● Your goal
Select every line holding the word "value" and copy it.

● Material supplied

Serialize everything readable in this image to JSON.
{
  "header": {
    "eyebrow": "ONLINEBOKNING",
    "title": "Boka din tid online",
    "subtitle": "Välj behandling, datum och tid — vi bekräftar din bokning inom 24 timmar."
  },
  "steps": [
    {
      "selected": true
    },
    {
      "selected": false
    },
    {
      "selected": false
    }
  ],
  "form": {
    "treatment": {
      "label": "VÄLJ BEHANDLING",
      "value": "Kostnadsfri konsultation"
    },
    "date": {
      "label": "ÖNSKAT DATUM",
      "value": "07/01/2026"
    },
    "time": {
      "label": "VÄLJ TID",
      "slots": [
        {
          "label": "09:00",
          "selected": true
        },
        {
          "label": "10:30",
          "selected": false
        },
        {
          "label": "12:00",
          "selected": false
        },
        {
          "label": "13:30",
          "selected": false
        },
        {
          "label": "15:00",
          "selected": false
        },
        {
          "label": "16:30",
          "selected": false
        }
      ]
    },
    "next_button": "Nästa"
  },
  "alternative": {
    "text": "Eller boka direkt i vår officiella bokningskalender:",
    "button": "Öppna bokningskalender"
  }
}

● Output of the exercise
      "value": "Kostnadsfri konsultation"
      "value": "07/01/2026"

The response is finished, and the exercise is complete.